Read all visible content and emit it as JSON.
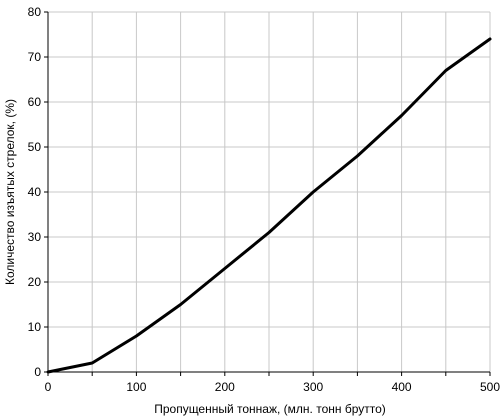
{
  "chart_data": {
    "type": "line",
    "title": "",
    "xlabel": "Пропущенный тоннаж, (млн. тонн брутто)",
    "ylabel": "Количество изъятых стрелок, (%)",
    "xlim": [
      0,
      500
    ],
    "ylim": [
      0,
      80
    ],
    "xticks": [
      0,
      100,
      200,
      300,
      400,
      500
    ],
    "yticks": [
      0,
      10,
      20,
      30,
      40,
      50,
      60,
      70,
      80
    ],
    "x_gridlines": [
      0,
      50,
      100,
      150,
      200,
      250,
      300,
      350,
      400,
      450,
      500
    ],
    "grid": true,
    "legend": "none",
    "series": [
      {
        "x": [
          0,
          50,
          100,
          150,
          200,
          250,
          300,
          350,
          400,
          450,
          500
        ],
        "values": [
          0,
          2,
          8,
          15,
          23,
          31,
          40,
          48,
          57,
          67,
          74
        ]
      }
    ]
  }
}
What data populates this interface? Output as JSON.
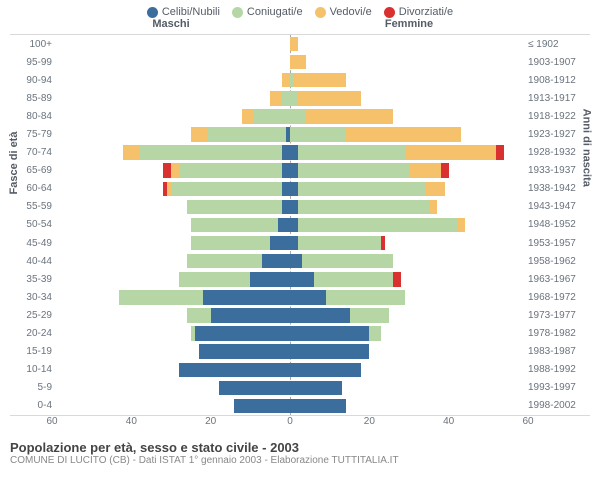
{
  "legend": [
    {
      "label": "Celibi/Nubili",
      "color": "#3b6e9c"
    },
    {
      "label": "Coniugati/e",
      "color": "#b6d7a5"
    },
    {
      "label": "Vedovi/e",
      "color": "#f5c26b"
    },
    {
      "label": "Divorziati/e",
      "color": "#d93030"
    }
  ],
  "header_male": "Maschi",
  "header_female": "Femmine",
  "y_left_title": "Fasce di età",
  "y_right_title": "Anni di nascita",
  "footer_title": "Popolazione per età, sesso e stato civile - 2003",
  "footer_sub": "COMUNE DI LUCITO (CB) - Dati ISTAT 1° gennaio 2003 - Elaborazione TUTTITALIA.IT",
  "xmax": 60,
  "xticks": [
    60,
    40,
    20,
    0,
    20,
    40,
    60
  ],
  "grid_color": "#dddddd",
  "background_color": "#ffffff",
  "label_color": "#6a737d",
  "label_fontsize": 10,
  "rows": [
    {
      "age": "100+",
      "birth": "≤ 1902",
      "m": [
        0,
        0,
        0,
        0
      ],
      "f": [
        0,
        0,
        2,
        0
      ]
    },
    {
      "age": "95-99",
      "birth": "1903-1907",
      "m": [
        0,
        0,
        0,
        0
      ],
      "f": [
        0,
        0,
        4,
        0
      ]
    },
    {
      "age": "90-94",
      "birth": "1908-1912",
      "m": [
        0,
        0,
        2,
        0
      ],
      "f": [
        0,
        1,
        13,
        0
      ]
    },
    {
      "age": "85-89",
      "birth": "1913-1917",
      "m": [
        0,
        2,
        3,
        0
      ],
      "f": [
        0,
        2,
        16,
        0
      ]
    },
    {
      "age": "80-84",
      "birth": "1918-1922",
      "m": [
        0,
        9,
        3,
        0
      ],
      "f": [
        0,
        4,
        22,
        0
      ]
    },
    {
      "age": "75-79",
      "birth": "1923-1927",
      "m": [
        1,
        20,
        4,
        0
      ],
      "f": [
        0,
        14,
        29,
        0
      ]
    },
    {
      "age": "70-74",
      "birth": "1928-1932",
      "m": [
        2,
        36,
        4,
        0
      ],
      "f": [
        2,
        27,
        23,
        2
      ]
    },
    {
      "age": "65-69",
      "birth": "1933-1937",
      "m": [
        2,
        26,
        2,
        2
      ],
      "f": [
        2,
        28,
        8,
        2
      ]
    },
    {
      "age": "60-64",
      "birth": "1938-1942",
      "m": [
        2,
        28,
        1,
        1
      ],
      "f": [
        2,
        32,
        5,
        0
      ]
    },
    {
      "age": "55-59",
      "birth": "1943-1947",
      "m": [
        2,
        24,
        0,
        0
      ],
      "f": [
        2,
        33,
        2,
        0
      ]
    },
    {
      "age": "50-54",
      "birth": "1948-1952",
      "m": [
        3,
        22,
        0,
        0
      ],
      "f": [
        2,
        40,
        2,
        0
      ]
    },
    {
      "age": "45-49",
      "birth": "1953-1957",
      "m": [
        5,
        20,
        0,
        0
      ],
      "f": [
        2,
        21,
        0,
        1
      ]
    },
    {
      "age": "40-44",
      "birth": "1958-1962",
      "m": [
        7,
        19,
        0,
        0
      ],
      "f": [
        3,
        23,
        0,
        0
      ]
    },
    {
      "age": "35-39",
      "birth": "1963-1967",
      "m": [
        10,
        18,
        0,
        0
      ],
      "f": [
        6,
        20,
        0,
        2
      ]
    },
    {
      "age": "30-34",
      "birth": "1968-1972",
      "m": [
        22,
        21,
        0,
        0
      ],
      "f": [
        9,
        20,
        0,
        0
      ]
    },
    {
      "age": "25-29",
      "birth": "1973-1977",
      "m": [
        20,
        6,
        0,
        0
      ],
      "f": [
        15,
        10,
        0,
        0
      ]
    },
    {
      "age": "20-24",
      "birth": "1978-1982",
      "m": [
        24,
        1,
        0,
        0
      ],
      "f": [
        20,
        3,
        0,
        0
      ]
    },
    {
      "age": "15-19",
      "birth": "1983-1987",
      "m": [
        23,
        0,
        0,
        0
      ],
      "f": [
        20,
        0,
        0,
        0
      ]
    },
    {
      "age": "10-14",
      "birth": "1988-1992",
      "m": [
        28,
        0,
        0,
        0
      ],
      "f": [
        18,
        0,
        0,
        0
      ]
    },
    {
      "age": "5-9",
      "birth": "1993-1997",
      "m": [
        18,
        0,
        0,
        0
      ],
      "f": [
        13,
        0,
        0,
        0
      ]
    },
    {
      "age": "0-4",
      "birth": "1998-2002",
      "m": [
        14,
        0,
        0,
        0
      ],
      "f": [
        14,
        0,
        0,
        0
      ]
    }
  ]
}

+ + + + +

◆ **SET PROBLEM**: Go through the records and pull out each line that includes the word "JSON".

◆ **TASK OUTPUT**:
Read all visible content and emit it as JSON.
What data populates this interface? Output as JSON.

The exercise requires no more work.